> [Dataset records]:
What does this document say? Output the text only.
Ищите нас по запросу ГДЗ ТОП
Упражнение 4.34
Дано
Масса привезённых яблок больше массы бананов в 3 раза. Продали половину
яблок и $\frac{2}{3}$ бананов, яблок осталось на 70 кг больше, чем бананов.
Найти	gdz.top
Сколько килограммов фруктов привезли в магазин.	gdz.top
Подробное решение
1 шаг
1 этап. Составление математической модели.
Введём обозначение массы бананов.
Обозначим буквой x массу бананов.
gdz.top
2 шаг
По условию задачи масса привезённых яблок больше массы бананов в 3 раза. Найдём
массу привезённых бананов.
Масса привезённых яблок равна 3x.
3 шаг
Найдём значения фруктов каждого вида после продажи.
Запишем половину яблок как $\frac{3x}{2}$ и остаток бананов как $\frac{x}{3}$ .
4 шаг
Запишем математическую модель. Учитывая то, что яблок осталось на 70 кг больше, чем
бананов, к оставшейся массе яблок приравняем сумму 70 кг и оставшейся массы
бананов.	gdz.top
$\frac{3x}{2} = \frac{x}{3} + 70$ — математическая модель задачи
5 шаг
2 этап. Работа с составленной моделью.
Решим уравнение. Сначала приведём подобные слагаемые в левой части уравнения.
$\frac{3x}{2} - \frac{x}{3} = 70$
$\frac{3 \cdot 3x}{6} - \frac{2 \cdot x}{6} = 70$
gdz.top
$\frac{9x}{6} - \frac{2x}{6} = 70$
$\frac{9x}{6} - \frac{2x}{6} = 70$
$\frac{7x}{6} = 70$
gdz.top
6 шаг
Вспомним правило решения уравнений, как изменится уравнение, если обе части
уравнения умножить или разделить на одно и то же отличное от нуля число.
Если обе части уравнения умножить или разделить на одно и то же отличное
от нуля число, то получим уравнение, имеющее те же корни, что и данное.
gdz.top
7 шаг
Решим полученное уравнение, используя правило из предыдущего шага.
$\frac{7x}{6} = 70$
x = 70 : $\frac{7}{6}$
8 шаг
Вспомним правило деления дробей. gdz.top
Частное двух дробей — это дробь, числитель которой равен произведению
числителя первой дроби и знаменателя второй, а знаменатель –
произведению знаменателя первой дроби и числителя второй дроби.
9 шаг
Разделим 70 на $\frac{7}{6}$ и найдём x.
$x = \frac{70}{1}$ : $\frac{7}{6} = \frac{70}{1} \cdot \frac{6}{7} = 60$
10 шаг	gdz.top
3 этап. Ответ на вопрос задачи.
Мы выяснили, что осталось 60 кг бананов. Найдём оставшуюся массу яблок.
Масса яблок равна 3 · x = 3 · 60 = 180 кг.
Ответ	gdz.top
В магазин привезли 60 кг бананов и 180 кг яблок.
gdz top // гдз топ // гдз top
...
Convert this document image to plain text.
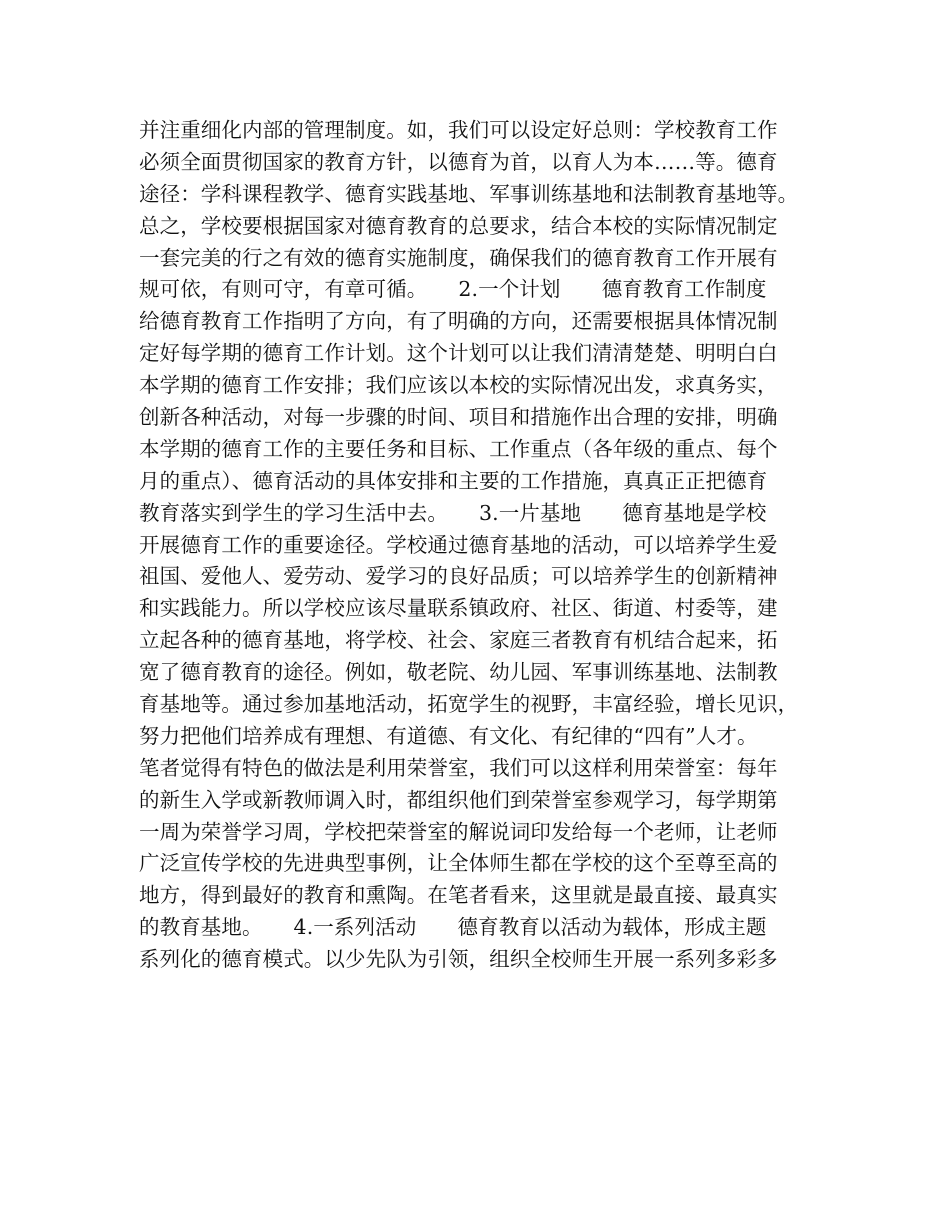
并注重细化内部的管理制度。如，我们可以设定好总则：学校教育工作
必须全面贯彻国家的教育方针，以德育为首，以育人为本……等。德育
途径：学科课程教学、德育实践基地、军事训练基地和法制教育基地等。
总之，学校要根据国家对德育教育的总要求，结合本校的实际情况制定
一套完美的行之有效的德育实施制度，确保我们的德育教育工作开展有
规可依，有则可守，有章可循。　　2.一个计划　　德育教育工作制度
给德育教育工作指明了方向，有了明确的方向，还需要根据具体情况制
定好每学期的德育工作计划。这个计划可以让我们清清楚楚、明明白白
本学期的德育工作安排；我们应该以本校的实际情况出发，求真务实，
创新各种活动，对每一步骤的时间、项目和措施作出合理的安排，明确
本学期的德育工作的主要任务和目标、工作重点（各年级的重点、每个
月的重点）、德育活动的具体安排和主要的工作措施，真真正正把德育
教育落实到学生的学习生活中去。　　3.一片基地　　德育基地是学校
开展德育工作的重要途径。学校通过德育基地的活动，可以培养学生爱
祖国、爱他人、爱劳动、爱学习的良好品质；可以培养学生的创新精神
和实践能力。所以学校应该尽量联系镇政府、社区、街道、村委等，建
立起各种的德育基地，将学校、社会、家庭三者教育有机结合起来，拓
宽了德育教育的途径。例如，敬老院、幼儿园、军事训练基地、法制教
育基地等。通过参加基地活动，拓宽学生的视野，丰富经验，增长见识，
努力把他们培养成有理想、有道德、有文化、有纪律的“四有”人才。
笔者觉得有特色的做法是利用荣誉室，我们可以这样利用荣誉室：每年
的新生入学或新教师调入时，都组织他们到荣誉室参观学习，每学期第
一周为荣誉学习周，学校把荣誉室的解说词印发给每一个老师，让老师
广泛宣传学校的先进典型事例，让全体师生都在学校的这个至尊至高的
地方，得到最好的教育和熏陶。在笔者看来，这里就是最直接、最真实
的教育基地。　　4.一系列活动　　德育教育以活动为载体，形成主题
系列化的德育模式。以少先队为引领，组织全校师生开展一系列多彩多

> [Do this]:
Report how many lines contain "привезённых". Give nothing but the number.

> [Final answer]:
4